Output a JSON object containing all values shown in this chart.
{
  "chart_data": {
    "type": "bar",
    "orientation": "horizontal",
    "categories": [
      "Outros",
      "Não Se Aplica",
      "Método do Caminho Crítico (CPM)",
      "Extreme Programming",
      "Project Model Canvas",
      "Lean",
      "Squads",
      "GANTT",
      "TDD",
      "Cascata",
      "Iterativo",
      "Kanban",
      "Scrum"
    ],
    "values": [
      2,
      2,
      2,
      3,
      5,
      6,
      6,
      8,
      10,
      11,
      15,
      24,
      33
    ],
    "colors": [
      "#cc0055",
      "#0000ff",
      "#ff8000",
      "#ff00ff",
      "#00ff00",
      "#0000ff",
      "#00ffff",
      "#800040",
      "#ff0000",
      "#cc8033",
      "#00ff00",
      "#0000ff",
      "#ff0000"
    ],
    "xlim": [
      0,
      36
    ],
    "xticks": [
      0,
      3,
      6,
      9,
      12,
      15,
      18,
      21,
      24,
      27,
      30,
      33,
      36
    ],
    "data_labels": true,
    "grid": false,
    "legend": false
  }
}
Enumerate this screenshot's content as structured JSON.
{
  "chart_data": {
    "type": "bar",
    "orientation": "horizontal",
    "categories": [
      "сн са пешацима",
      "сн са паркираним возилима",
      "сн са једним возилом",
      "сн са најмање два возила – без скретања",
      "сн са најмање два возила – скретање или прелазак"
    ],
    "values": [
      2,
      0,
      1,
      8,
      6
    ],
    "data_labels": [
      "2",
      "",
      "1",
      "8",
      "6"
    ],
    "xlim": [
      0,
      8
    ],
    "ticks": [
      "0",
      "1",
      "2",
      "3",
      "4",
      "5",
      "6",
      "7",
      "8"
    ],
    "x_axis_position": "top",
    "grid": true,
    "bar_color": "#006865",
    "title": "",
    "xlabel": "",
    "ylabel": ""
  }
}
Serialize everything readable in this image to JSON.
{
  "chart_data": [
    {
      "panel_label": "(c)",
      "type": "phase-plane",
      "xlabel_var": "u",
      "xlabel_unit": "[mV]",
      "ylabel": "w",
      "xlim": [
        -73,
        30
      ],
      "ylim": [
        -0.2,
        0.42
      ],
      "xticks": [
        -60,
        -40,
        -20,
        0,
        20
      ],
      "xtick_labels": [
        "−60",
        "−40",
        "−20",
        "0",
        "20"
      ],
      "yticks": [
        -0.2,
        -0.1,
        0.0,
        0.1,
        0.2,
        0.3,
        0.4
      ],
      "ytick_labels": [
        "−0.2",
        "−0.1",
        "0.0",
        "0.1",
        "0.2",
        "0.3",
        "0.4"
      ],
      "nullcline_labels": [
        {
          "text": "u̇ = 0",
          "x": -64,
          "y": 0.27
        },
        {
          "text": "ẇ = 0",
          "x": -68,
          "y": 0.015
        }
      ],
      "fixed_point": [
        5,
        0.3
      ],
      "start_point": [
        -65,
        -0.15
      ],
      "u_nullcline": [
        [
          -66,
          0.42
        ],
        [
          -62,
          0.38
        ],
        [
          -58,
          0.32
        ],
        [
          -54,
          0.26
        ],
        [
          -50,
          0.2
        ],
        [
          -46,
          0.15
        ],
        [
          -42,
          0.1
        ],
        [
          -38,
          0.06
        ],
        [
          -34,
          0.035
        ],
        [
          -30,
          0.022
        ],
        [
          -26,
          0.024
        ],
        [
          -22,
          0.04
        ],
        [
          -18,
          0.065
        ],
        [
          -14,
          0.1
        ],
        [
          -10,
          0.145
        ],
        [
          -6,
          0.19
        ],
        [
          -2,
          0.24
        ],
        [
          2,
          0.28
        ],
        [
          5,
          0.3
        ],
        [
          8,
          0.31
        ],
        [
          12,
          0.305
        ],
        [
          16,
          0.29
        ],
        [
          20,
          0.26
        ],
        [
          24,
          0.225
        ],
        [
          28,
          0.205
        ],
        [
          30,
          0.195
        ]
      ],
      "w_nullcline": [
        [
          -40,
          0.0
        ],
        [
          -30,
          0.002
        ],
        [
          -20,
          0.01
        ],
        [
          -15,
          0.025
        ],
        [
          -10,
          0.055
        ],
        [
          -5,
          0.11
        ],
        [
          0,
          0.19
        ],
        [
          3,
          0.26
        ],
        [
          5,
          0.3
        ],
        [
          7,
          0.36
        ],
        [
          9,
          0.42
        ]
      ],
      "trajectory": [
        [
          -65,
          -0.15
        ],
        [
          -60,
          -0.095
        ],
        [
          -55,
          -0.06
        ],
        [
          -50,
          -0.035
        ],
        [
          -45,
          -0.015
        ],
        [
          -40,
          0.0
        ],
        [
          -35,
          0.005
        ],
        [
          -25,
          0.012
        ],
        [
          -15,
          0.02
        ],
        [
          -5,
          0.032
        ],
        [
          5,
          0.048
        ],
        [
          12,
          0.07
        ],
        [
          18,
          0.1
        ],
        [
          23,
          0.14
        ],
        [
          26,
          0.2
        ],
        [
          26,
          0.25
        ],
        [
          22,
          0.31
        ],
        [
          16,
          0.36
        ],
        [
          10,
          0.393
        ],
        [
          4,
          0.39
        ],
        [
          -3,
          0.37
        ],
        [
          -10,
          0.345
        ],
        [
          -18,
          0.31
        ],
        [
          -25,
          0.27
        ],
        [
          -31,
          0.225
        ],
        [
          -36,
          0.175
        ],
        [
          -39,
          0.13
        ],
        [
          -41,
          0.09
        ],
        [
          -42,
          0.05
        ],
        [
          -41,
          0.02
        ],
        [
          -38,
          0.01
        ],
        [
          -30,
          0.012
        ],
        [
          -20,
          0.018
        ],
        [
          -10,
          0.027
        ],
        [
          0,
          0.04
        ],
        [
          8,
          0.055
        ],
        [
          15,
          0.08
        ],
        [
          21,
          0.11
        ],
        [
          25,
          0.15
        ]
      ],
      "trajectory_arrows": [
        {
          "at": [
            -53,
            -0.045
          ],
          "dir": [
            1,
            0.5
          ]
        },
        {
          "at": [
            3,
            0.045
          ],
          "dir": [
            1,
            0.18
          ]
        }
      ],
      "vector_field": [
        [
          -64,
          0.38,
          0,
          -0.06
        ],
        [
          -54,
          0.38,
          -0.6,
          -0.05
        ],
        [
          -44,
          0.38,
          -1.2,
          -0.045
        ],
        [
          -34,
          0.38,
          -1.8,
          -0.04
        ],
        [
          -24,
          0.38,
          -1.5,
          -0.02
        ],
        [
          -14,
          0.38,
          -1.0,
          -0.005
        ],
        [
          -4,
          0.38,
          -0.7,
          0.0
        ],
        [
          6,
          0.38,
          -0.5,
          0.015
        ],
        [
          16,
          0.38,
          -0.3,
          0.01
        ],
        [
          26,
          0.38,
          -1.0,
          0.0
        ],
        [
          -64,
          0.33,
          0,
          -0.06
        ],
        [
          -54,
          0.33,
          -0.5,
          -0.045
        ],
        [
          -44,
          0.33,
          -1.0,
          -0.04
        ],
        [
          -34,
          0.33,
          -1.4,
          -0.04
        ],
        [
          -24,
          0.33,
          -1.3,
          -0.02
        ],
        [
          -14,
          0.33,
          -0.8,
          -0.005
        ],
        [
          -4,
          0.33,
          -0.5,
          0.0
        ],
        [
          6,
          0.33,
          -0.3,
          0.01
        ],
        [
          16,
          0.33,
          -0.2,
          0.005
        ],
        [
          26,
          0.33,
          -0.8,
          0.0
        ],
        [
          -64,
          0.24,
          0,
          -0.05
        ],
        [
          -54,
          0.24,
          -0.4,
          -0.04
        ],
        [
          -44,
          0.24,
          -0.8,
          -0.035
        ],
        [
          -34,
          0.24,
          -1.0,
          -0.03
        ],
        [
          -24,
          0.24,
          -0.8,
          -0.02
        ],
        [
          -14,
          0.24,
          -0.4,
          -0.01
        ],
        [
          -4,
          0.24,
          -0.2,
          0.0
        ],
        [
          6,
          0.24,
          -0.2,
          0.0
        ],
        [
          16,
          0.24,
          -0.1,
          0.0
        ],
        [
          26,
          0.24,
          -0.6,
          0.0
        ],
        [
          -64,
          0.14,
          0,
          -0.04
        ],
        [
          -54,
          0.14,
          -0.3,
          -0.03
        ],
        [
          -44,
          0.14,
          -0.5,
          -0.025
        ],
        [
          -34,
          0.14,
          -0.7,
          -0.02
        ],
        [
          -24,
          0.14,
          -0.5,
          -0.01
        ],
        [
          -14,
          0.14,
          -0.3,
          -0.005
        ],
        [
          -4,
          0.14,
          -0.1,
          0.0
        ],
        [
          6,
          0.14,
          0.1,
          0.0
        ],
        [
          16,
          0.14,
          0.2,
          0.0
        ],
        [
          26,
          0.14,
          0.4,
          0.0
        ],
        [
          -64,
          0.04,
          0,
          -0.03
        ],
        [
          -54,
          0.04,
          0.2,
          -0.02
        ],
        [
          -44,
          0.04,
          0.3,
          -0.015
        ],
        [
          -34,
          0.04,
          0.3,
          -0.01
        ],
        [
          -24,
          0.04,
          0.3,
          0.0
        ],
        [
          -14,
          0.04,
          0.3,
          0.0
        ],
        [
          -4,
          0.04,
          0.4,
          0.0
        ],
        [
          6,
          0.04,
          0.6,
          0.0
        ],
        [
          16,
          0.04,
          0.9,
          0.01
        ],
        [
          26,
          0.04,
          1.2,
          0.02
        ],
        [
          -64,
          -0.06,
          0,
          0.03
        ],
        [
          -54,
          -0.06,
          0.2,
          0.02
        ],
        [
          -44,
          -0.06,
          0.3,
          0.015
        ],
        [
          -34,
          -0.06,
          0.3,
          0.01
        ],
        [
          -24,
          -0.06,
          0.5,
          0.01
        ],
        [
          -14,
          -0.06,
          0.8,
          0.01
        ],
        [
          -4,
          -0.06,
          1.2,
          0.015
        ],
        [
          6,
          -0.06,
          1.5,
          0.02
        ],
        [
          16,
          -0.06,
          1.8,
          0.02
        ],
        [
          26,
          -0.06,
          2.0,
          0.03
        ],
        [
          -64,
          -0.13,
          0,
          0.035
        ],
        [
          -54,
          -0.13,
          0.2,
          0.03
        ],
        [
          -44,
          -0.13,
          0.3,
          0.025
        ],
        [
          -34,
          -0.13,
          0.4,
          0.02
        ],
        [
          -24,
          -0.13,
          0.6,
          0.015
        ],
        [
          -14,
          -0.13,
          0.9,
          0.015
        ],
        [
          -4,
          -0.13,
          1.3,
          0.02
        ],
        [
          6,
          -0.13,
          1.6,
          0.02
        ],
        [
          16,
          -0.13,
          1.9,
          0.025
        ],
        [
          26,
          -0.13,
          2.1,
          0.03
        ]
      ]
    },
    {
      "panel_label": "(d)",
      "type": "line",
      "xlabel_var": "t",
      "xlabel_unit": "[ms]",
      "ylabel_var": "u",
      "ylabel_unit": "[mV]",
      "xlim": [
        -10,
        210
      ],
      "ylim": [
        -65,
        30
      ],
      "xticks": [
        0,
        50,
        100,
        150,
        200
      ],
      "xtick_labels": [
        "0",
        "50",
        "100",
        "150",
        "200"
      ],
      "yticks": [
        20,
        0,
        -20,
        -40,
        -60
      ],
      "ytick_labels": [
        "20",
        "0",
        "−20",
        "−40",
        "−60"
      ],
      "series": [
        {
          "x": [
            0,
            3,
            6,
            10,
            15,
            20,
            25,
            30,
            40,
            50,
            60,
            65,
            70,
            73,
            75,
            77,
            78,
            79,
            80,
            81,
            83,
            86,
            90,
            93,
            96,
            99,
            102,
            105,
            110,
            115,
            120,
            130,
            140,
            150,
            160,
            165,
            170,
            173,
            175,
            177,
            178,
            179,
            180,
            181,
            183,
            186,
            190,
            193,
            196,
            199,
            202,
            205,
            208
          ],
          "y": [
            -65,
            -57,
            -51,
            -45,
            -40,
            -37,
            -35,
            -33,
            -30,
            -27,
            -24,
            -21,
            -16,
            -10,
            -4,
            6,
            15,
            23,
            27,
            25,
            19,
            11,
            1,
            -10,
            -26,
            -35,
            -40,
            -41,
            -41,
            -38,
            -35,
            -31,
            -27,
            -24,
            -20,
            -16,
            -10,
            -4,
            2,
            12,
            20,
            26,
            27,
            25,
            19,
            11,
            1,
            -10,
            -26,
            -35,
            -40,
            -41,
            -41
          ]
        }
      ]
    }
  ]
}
════
§ **Exercise instructions**: Pick out the lines containing the word "JSON" and show them.

§ **Completed task**:
Output a JSON object containing all values shown in this chart.
Enumerate this screenshot's content as structured JSON.
Serialize everything readable in this image to JSON.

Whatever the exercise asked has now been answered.